WHAT THE TASK REQUIRES: Restate, word for word, all of the material shown below.

[Entries with figure data]
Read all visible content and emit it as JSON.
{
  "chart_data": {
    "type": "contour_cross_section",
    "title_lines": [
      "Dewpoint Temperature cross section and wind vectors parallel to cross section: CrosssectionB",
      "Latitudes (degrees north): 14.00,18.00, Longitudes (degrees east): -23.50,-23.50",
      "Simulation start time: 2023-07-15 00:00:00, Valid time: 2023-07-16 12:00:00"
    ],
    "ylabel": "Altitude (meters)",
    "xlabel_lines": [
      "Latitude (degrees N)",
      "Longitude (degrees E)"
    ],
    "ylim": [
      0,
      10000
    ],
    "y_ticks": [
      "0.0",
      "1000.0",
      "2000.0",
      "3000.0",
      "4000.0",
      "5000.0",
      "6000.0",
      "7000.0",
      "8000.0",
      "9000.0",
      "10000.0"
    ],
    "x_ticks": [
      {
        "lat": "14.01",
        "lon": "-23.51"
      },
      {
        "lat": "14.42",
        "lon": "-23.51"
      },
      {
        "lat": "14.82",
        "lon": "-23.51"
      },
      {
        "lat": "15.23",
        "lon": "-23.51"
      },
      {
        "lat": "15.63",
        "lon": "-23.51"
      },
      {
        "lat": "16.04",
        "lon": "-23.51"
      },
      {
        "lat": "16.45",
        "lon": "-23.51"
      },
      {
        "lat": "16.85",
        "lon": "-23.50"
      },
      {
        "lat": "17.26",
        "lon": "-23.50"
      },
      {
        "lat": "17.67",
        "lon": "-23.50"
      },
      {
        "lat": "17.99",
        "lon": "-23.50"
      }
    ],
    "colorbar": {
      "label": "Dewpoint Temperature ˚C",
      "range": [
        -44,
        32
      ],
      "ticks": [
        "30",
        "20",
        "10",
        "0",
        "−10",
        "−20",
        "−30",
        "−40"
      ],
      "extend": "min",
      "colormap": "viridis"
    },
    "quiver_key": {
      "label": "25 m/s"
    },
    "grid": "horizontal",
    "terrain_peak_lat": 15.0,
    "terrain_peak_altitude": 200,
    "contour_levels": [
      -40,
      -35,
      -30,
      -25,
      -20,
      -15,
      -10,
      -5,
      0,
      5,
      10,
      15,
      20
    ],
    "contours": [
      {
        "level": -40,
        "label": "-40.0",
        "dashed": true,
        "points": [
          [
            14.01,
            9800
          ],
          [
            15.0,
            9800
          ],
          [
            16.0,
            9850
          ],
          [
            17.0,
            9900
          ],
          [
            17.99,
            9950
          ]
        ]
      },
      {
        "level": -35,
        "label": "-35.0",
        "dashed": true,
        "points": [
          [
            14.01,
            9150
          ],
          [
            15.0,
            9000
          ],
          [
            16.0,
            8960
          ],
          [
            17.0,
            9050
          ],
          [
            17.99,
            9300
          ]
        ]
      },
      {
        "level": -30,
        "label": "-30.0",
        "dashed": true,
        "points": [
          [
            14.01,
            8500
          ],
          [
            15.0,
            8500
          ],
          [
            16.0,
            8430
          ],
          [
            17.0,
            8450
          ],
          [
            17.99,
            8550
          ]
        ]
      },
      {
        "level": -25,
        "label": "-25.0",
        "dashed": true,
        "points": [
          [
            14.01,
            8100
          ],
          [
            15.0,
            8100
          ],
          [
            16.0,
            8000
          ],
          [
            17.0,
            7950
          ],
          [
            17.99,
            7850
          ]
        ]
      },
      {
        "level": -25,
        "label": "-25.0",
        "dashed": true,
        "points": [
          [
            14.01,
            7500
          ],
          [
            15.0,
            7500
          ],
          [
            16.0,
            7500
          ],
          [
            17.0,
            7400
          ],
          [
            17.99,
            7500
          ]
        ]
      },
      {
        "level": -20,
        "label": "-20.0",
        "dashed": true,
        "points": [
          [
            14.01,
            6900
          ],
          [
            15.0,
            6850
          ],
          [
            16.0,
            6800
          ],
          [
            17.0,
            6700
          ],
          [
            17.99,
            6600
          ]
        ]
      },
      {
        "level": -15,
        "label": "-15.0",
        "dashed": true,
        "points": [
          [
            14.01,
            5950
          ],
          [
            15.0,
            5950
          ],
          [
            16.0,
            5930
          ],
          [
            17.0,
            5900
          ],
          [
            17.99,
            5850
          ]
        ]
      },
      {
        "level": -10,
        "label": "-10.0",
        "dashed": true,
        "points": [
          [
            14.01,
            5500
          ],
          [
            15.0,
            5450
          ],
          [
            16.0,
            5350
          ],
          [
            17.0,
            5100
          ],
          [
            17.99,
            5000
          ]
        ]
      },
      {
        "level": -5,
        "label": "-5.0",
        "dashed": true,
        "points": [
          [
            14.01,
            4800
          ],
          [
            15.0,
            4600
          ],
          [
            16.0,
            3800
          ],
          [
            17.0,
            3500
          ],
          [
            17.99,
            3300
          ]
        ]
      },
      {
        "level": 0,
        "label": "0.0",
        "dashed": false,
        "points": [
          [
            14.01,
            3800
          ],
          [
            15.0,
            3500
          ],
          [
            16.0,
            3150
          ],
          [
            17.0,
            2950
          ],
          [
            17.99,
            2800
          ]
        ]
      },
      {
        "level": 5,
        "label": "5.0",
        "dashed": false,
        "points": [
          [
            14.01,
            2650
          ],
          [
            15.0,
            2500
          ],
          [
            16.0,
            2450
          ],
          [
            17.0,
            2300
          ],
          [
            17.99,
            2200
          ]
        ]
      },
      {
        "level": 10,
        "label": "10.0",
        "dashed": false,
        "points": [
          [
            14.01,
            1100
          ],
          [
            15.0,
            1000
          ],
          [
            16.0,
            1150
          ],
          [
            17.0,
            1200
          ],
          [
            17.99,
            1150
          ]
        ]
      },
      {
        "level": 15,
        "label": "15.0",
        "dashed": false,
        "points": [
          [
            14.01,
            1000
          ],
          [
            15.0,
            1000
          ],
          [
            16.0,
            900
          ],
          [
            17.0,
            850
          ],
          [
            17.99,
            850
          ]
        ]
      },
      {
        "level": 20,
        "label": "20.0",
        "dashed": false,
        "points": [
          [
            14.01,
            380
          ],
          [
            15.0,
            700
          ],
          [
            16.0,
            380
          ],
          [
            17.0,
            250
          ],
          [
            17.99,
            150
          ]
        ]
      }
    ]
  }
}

RESULT:
Read all visible content and emit it as JSON.
{
  "chart_data": {
    "type": "contour_cross_section",
    "title_lines": [
      "Dewpoint Temperature cross section and wind vectors parallel to cross section: CrosssectionB",
      "Latitudes (degrees north): 14.00,18.00, Longitudes (degrees east): -23.50,-23.50",
      "Simulation start time: 2023-07-15 00:00:00, Valid time: 2023-07-16 12:00:00"
    ],
    "ylabel": "Altitude (meters)",
    "xlabel_lines": [
      "Latitude (degrees N)",
      "Longitude (degrees E)"
    ],
    "ylim": [
      0,
      10000
    ],
    "y_ticks": [
      "0.0",
      "1000.0",
      "2000.0",
      "3000.0",
      "4000.0",
      "5000.0",
      "6000.0",
      "7000.0",
      "8000.0",
      "9000.0",
      "10000.0"
    ],
    "x_ticks": [
      {
        "lat": "14.01",
        "lon": "-23.51"
      },
      {
        "lat": "14.42",
        "lon": "-23.51"
      },
      {
        "lat": "14.82",
        "lon": "-23.51"
      },
      {
        "lat": "15.23",
        "lon": "-23.51"
      },
      {
        "lat": "15.63",
        "lon": "-23.51"
      },
      {
        "lat": "16.04",
        "lon": "-23.51"
      },
      {
        "lat": "16.45",
        "lon": "-23.51"
      },
      {
        "lat": "16.85",
        "lon": "-23.50"
      },
      {
        "lat": "17.26",
        "lon": "-23.50"
      },
      {
        "lat": "17.67",
        "lon": "-23.50"
      },
      {
        "lat": "17.99",
        "lon": "-23.50"
      }
    ],
    "colorbar": {
      "label": "Dewpoint Temperature ˚C",
      "range": [
        -44,
        32
      ],
      "ticks": [
        "30",
        "20",
        "10",
        "0",
        "−10",
        "−20",
        "−30",
        "−40"
      ],
      "extend": "min",
      "colormap": "viridis"
    },
    "quiver_key": {
      "label": "25 m/s"
    },
    "grid": "horizontal",
    "terrain_peak_lat": 15.0,
    "terrain_peak_altitude": 200,
    "contour_levels": [
      -40,
      -35,
      -30,
      -25,
      -20,
      -15,
      -10,
      -5,
      0,
      5,
      10,
      15,
      20
    ],
    "contours": [
      {
        "level": -40,
        "label": "-40.0",
        "dashed": true,
        "points": [
          [
            14.01,
            9800
          ],
          [
            15.0,
            9800
          ],
          [
            16.0,
            9850
          ],
          [
            17.0,
            9900
          ],
          [
            17.99,
            9950
          ]
        ]
      },
      {
        "level": -35,
        "label": "-35.0",
        "dashed": true,
        "points": [
          [
            14.01,
            9150
          ],
          [
            15.0,
            9000
          ],
          [
            16.0,
            8960
          ],
          [
            17.0,
            9050
          ],
          [
            17.99,
            9300
          ]
        ]
      },
      {
        "level": -30,
        "label": "-30.0",
        "dashed": true,
        "points": [
          [
            14.01,
            8500
          ],
          [
            15.0,
            8500
          ],
          [
            16.0,
            8430
          ],
          [
            17.0,
            8450
          ],
          [
            17.99,
            8550
          ]
        ]
      },
      {
        "level": -25,
        "label": "-25.0",
        "dashed": true,
        "points": [
          [
            14.01,
            8100
          ],
          [
            15.0,
            8100
          ],
          [
            16.0,
            8000
          ],
          [
            17.0,
            7950
          ],
          [
            17.99,
            7850
          ]
        ]
      },
      {
        "level": -25,
        "label": "-25.0",
        "dashed": true,
        "points": [
          [
            14.01,
            7500
          ],
          [
            15.0,
            7500
          ],
          [
            16.0,
            7500
          ],
          [
            17.0,
            7400
          ],
          [
            17.99,
            7500
          ]
        ]
      },
      {
        "level": -20,
        "label": "-20.0",
        "dashed": true,
        "points": [
          [
            14.01,
            6900
          ],
          [
            15.0,
            6850
          ],
          [
            16.0,
            6800
          ],
          [
            17.0,
            6700
          ],
          [
            17.99,
            6600
          ]
        ]
      },
      {
        "level": -15,
        "label": "-15.0",
        "dashed": true,
        "points": [
          [
            14.01,
            5950
          ],
          [
            15.0,
            5950
          ],
          [
            16.0,
            5930
          ],
          [
            17.0,
            5900
          ],
          [
            17.99,
            5850
          ]
        ]
      },
      {
        "level": -10,
        "label": "-10.0",
        "dashed": true,
        "points": [
          [
            14.01,
            5500
          ],
          [
            15.0,
            5450
          ],
          [
            16.0,
            5350
          ],
          [
            17.0,
            5100
          ],
          [
            17.99,
            5000
          ]
        ]
      },
      {
        "level": -5,
        "label": "-5.0",
        "dashed": true,
        "points": [
          [
            14.01,
            4800
          ],
          [
            15.0,
            4600
          ],
          [
            16.0,
            3800
          ],
          [
            17.0,
            3500
          ],
          [
            17.99,
            3300
          ]
        ]
      },
      {
        "level": 0,
        "label": "0.0",
        "dashed": false,
        "points": [
          [
            14.01,
            3800
          ],
          [
            15.0,
            3500
          ],
          [
            16.0,
            3150
          ],
          [
            17.0,
            2950
          ],
          [
            17.99,
            2800
          ]
        ]
      },
      {
        "level": 5,
        "label": "5.0",
        "dashed": false,
        "points": [
          [
            14.01,
            2650
          ],
          [
            15.0,
            2500
          ],
          [
            16.0,
            2450
          ],
          [
            17.0,
            2300
          ],
          [
            17.99,
            2200
          ]
        ]
      },
      {
        "level": 10,
        "label": "10.0",
        "dashed": false,
        "points": [
          [
            14.01,
            1100
          ],
          [
            15.0,
            1000
          ],
          [
            16.0,
            1150
          ],
          [
            17.0,
            1200
          ],
          [
            17.99,
            1150
          ]
        ]
      },
      {
        "level": 15,
        "label": "15.0",
        "dashed": false,
        "points": [
          [
            14.01,
            1000
          ],
          [
            15.0,
            1000
          ],
          [
            16.0,
            900
          ],
          [
            17.0,
            850
          ],
          [
            17.99,
            850
          ]
        ]
      },
      {
        "level": 20,
        "label": "20.0",
        "dashed": false,
        "points": [
          [
            14.01,
            380
          ],
          [
            15.0,
            700
          ],
          [
            16.0,
            380
          ],
          [
            17.0,
            250
          ],
          [
            17.99,
            150
          ]
        ]
      }
    ]
  }
}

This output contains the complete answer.